> [WRITTEN REQUEST]: Images are not part of the copy; write out the rest of the data exactly as given.
________________________________________
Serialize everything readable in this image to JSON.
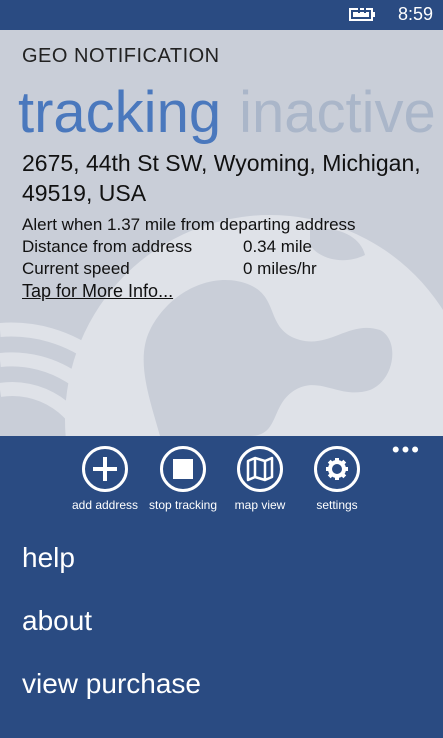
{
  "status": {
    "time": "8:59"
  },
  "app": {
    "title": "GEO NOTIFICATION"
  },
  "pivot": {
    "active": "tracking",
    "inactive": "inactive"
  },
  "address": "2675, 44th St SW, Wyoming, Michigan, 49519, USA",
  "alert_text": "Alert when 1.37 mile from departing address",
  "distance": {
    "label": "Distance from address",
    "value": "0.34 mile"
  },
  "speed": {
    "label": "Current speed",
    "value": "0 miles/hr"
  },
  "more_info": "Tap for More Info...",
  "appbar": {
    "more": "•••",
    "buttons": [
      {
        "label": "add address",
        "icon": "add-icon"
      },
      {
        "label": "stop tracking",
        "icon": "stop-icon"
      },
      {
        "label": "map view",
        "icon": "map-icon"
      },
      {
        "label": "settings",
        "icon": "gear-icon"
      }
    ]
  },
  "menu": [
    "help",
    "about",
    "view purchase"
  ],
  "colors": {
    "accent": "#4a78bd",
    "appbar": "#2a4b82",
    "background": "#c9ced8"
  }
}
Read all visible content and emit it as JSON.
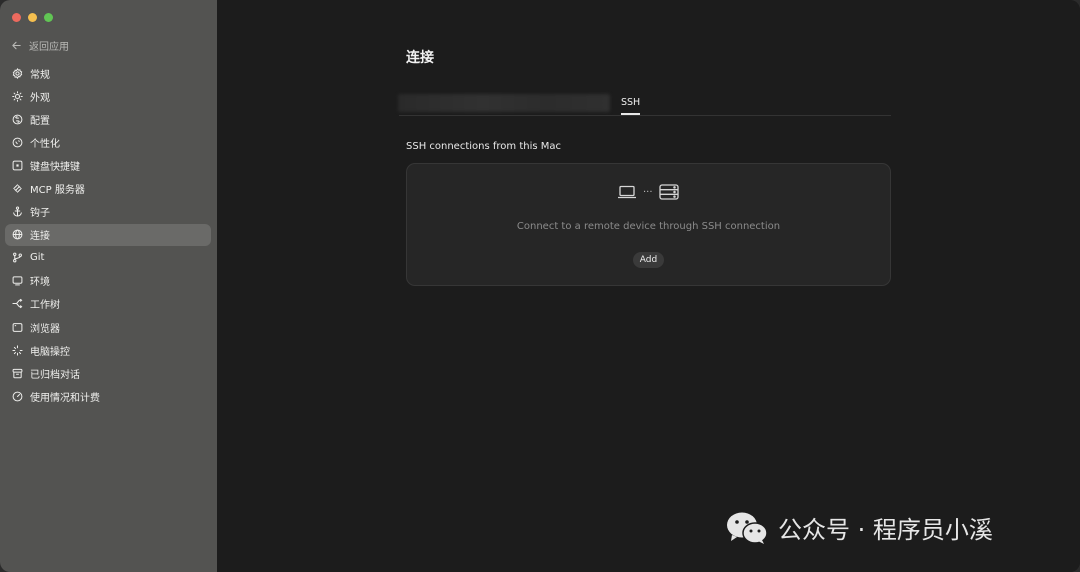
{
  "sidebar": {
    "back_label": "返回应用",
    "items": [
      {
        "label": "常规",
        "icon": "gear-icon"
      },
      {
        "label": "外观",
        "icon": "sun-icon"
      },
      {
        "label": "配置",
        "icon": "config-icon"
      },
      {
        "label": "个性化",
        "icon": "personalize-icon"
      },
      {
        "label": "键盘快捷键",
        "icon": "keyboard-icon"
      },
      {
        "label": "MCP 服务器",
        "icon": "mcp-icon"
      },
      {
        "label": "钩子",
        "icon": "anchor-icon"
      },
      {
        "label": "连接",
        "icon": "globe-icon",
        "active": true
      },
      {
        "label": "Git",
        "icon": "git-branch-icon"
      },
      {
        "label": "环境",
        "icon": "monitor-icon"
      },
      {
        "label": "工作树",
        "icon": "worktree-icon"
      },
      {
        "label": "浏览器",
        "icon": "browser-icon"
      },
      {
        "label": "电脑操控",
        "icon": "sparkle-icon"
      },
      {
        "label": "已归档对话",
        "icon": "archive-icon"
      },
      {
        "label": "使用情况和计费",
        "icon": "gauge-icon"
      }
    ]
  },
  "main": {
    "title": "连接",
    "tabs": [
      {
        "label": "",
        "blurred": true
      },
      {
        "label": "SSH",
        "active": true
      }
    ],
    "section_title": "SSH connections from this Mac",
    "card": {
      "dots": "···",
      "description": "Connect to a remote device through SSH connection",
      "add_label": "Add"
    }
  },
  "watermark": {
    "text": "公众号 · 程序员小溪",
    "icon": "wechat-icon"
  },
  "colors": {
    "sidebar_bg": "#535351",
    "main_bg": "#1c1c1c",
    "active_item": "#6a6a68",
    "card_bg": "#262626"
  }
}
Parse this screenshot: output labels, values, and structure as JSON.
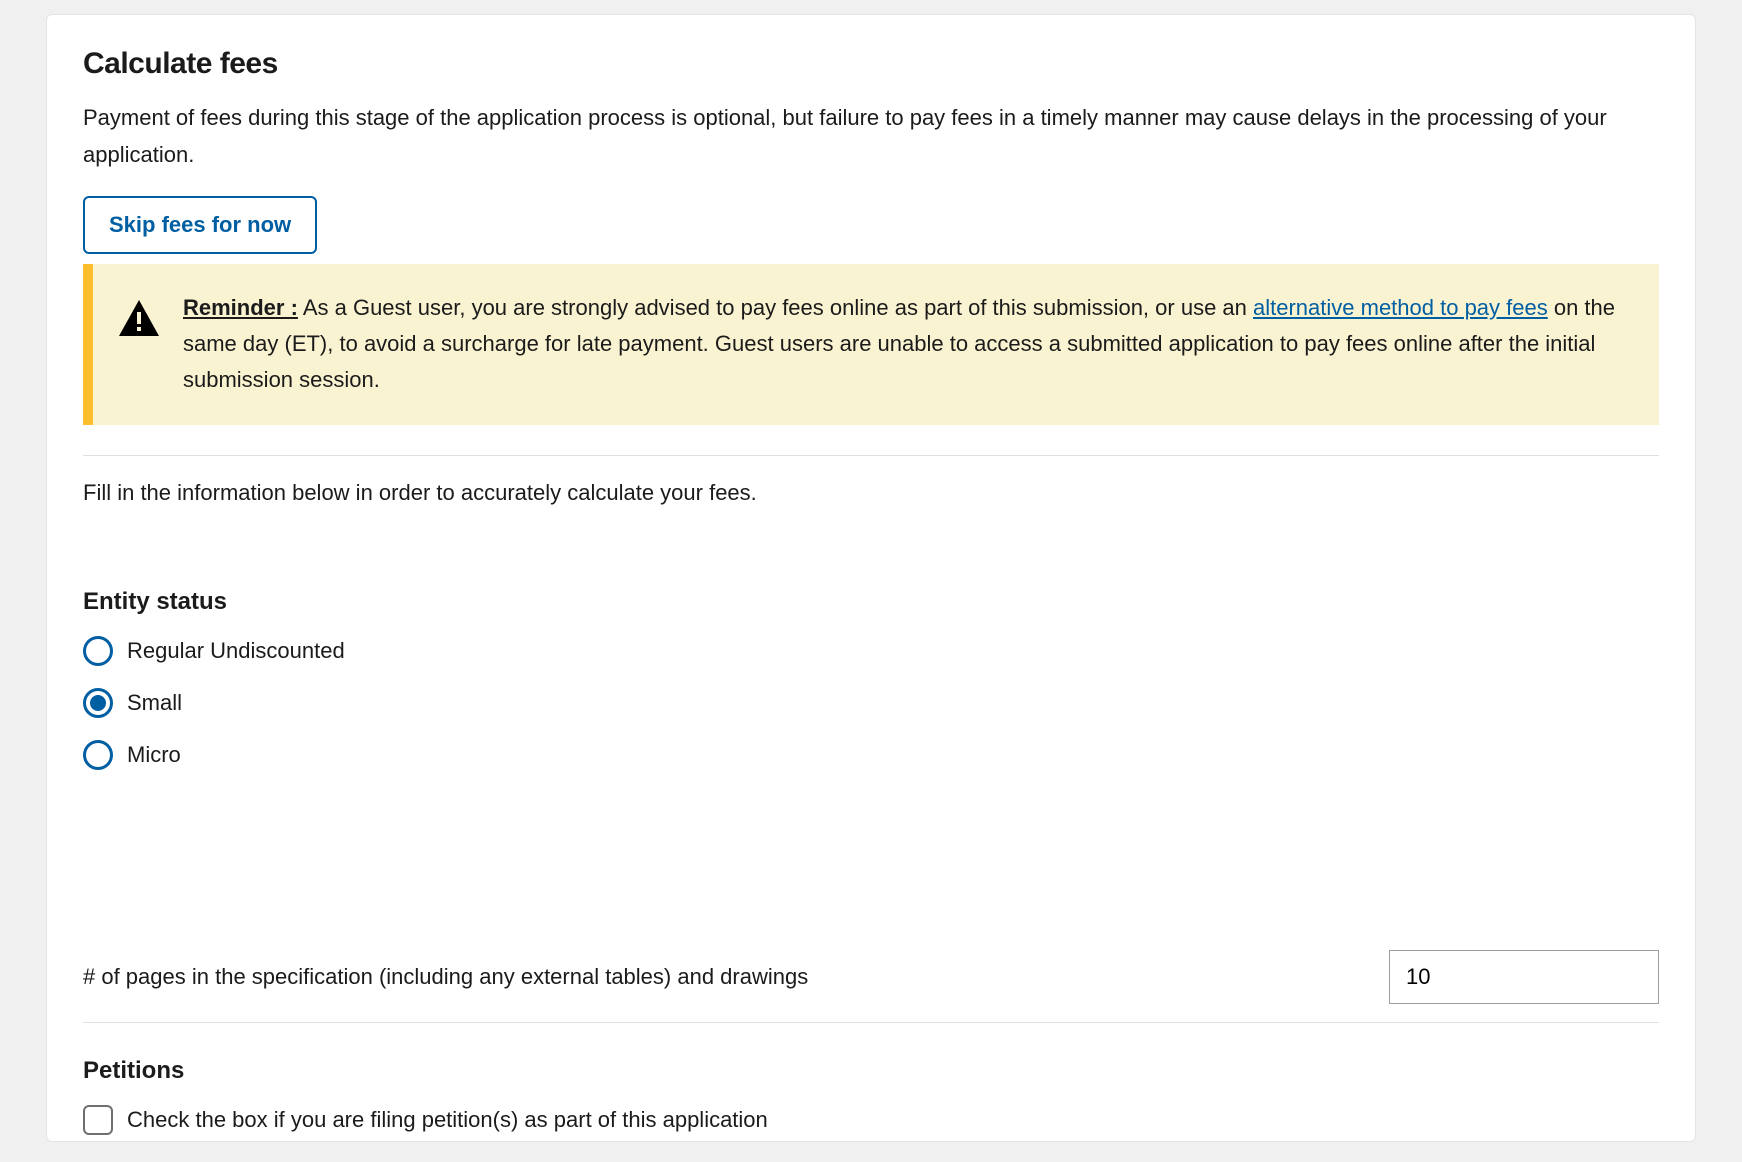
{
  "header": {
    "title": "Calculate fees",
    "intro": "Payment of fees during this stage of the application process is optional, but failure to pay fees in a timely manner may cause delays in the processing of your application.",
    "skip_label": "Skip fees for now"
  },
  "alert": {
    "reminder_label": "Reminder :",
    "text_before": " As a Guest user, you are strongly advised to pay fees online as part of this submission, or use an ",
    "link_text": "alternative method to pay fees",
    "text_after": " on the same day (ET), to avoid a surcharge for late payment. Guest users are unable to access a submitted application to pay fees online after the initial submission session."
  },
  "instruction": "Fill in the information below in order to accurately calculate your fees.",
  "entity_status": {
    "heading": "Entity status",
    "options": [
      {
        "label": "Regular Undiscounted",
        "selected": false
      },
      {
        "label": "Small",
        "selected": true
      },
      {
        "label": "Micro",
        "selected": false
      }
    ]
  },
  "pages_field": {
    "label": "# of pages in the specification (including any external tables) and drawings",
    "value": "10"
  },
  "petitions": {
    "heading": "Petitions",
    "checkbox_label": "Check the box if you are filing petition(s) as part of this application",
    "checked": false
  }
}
________________________________________
> [ANSWER FOR THIS EXERCISE]:
Serialize everything readable in this image to JSON.
{
  "status": {
    "time": "8:59"
  },
  "app": {
    "title": "GEO NOTIFICATION"
  },
  "pivot": {
    "active": "tracking",
    "inactive": "inactive"
  },
  "address": "2675, 44th St SW, Wyoming, Michigan, 49519, USA",
  "alert_text": "Alert when 1.37 mile from departing address",
  "distance": {
    "label": "Distance from address",
    "value": "0.34 mile"
  },
  "speed": {
    "label": "Current speed",
    "value": "0 miles/hr"
  },
  "more_info": "Tap for More Info...",
  "appbar": {
    "more": "•••",
    "buttons": [
      {
        "label": "add address",
        "icon": "add-icon"
      },
      {
        "label": "stop tracking",
        "icon": "stop-icon"
      },
      {
        "label": "map view",
        "icon": "map-icon"
      },
      {
        "label": "settings",
        "icon": "gear-icon"
      }
    ]
  },
  "menu": [
    "help",
    "about",
    "view purchase"
  ],
  "colors": {
    "accent": "#4a78bd",
    "appbar": "#2a4b82",
    "background": "#c9ced8"
  }
}
Read all visible content and emit it as JSON.
{
  "sidebar": {
    "back_label": "返回应用",
    "items": [
      {
        "label": "常规",
        "icon": "gear-icon"
      },
      {
        "label": "外观",
        "icon": "sun-icon"
      },
      {
        "label": "配置",
        "icon": "config-icon"
      },
      {
        "label": "个性化",
        "icon": "personalize-icon"
      },
      {
        "label": "键盘快捷键",
        "icon": "keyboard-icon"
      },
      {
        "label": "MCP 服务器",
        "icon": "mcp-icon"
      },
      {
        "label": "钩子",
        "icon": "anchor-icon"
      },
      {
        "label": "连接",
        "icon": "globe-icon",
        "active": true
      },
      {
        "label": "Git",
        "icon": "git-branch-icon"
      },
      {
        "label": "环境",
        "icon": "monitor-icon"
      },
      {
        "label": "工作树",
        "icon": "worktree-icon"
      },
      {
        "label": "浏览器",
        "icon": "browser-icon"
      },
      {
        "label": "电脑操控",
        "icon": "sparkle-icon"
      },
      {
        "label": "已归档对话",
        "icon": "archive-icon"
      },
      {
        "label": "使用情况和计费",
        "icon": "gauge-icon"
      }
    ]
  },
  "main": {
    "title": "连接",
    "tabs": [
      {
        "label": "",
        "blurred": true
      },
      {
        "label": "SSH",
        "active": true
      }
    ],
    "section_title": "SSH connections from this Mac",
    "card": {
      "dots": "···",
      "description": "Connect to a remote device through SSH connection",
      "add_label": "Add"
    }
  },
  "watermark": {
    "text": "公众号 · 程序员小溪",
    "icon": "wechat-icon"
  },
  "colors": {
    "sidebar_bg": "#535351",
    "main_bg": "#1c1c1c",
    "active_item": "#6a6a68",
    "card_bg": "#262626"
  }
}
Parse this screenshot: output labels, values, and structure as JSON.
{
  "header": {
    "title": "Calculate fees",
    "intro": "Payment of fees during this stage of the application process is optional, but failure to pay fees in a timely manner may cause delays in the processing of your application.",
    "skip_label": "Skip fees for now"
  },
  "alert": {
    "reminder_label": "Reminder :",
    "text_before": " As a Guest user, you are strongly advised to pay fees online as part of this submission, or use an ",
    "link_text": "alternative method to pay fees",
    "text_after": " on the same day (ET), to avoid a surcharge for late payment. Guest users are unable to access a submitted application to pay fees online after the initial submission session."
  },
  "instruction": "Fill in the information below in order to accurately calculate your fees.",
  "entity_status": {
    "heading": "Entity status",
    "options": [
      {
        "label": "Regular Undiscounted",
        "selected": false
      },
      {
        "label": "Small",
        "selected": true
      },
      {
        "label": "Micro",
        "selected": false
      }
    ]
  },
  "pages_field": {
    "label": "# of pages in the specification (including any external tables) and drawings",
    "value": "10"
  },
  "petitions": {
    "heading": "Petitions",
    "checkbox_label": "Check the box if you are filing petition(s) as part of this application",
    "checked": false
  }
}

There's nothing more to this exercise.